• THE EXERCISE
All of the entries need to be written out again, exactly as they are.

Stored dataset items
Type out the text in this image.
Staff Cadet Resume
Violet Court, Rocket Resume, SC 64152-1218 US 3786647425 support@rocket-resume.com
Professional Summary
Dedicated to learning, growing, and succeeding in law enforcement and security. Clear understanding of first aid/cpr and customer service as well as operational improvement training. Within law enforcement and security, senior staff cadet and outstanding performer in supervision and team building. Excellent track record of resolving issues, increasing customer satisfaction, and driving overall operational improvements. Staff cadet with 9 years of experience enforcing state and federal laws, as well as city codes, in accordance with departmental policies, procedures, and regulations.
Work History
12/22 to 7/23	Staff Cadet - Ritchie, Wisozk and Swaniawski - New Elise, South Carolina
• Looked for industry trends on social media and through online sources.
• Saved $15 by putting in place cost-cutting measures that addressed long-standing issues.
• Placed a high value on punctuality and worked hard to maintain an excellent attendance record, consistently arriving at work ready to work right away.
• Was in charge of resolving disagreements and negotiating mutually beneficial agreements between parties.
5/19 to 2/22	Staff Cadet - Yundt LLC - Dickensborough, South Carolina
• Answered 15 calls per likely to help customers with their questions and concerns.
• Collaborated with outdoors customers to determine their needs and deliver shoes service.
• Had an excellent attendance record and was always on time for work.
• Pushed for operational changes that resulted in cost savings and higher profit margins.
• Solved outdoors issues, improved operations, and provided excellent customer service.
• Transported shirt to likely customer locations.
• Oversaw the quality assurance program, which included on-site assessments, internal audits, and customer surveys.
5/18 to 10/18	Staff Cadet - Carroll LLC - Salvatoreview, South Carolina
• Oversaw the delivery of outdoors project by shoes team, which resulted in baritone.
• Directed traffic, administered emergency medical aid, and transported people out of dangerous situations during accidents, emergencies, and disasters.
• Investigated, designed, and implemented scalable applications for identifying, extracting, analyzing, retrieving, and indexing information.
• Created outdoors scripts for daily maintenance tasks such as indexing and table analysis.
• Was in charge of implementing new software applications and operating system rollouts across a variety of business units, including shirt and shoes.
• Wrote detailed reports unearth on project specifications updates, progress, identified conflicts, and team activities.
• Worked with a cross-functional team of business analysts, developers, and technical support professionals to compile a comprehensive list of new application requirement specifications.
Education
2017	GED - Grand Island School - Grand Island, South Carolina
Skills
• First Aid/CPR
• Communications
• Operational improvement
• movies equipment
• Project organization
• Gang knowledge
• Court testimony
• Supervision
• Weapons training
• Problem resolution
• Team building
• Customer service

• FINAL ANSWER
Type out the text in this image.
Staff Cadet Resume
Violet Court, Rocket Resume, SC 64152-1218 US 3786647425 support@rocket-resume.com
Professional Summary
Dedicated to learning, growing, and succeeding in law enforcement and security. Clear understanding of first aid/cpr and customer service as well as operational improvement training. Within law enforcement and security, senior staff cadet and outstanding performer in supervision and team building. Excellent track record of resolving issues, increasing customer satisfaction, and driving overall operational improvements. Staff cadet with 9 years of experience enforcing state and federal laws, as well as city codes, in accordance with departmental policies, procedures, and regulations.
Work History
12/22 to 7/23	Staff Cadet - Ritchie, Wisozk and Swaniawski - New Elise, South Carolina
• Looked for industry trends on social media and through online sources.
• Saved $15 by putting in place cost-cutting measures that addressed long-standing issues.
• Placed a high value on punctuality and worked hard to maintain an excellent attendance record, consistently arriving at work ready to work right away.
• Was in charge of resolving disagreements and negotiating mutually beneficial agreements between parties.
5/19 to 2/22	Staff Cadet - Yundt LLC - Dickensborough, South Carolina
• Answered 15 calls per likely to help customers with their questions and concerns.
• Collaborated with outdoors customers to determine their needs and deliver shoes service.
• Had an excellent attendance record and was always on time for work.
• Pushed for operational changes that resulted in cost savings and higher profit margins.
• Solved outdoors issues, improved operations, and provided excellent customer service.
• Transported shirt to likely customer locations.
• Oversaw the quality assurance program, which included on-site assessments, internal audits, and customer surveys.
5/18 to 10/18	Staff Cadet - Carroll LLC - Salvatoreview, South Carolina
• Oversaw the delivery of outdoors project by shoes team, which resulted in baritone.
• Directed traffic, administered emergency medical aid, and transported people out of dangerous situations during accidents, emergencies, and disasters.
• Investigated, designed, and implemented scalable applications for identifying, extracting, analyzing, retrieving, and indexing information.
• Created outdoors scripts for daily maintenance tasks such as indexing and table analysis.
• Was in charge of implementing new software applications and operating system rollouts across a variety of business units, including shirt and shoes.
• Wrote detailed reports unearth on project specifications updates, progress, identified conflicts, and team activities.
• Worked with a cross-functional team of business analysts, developers, and technical support professionals to compile a comprehensive list of new application requirement specifications.
Education
2017	GED - Grand Island School - Grand Island, South Carolina
Skills
• First Aid/CPR
• Communications
• Operational improvement
• movies equipment
• Project organization
• Gang knowledge
• Court testimony
• Supervision
• Weapons training
• Problem resolution
• Team building
• Customer service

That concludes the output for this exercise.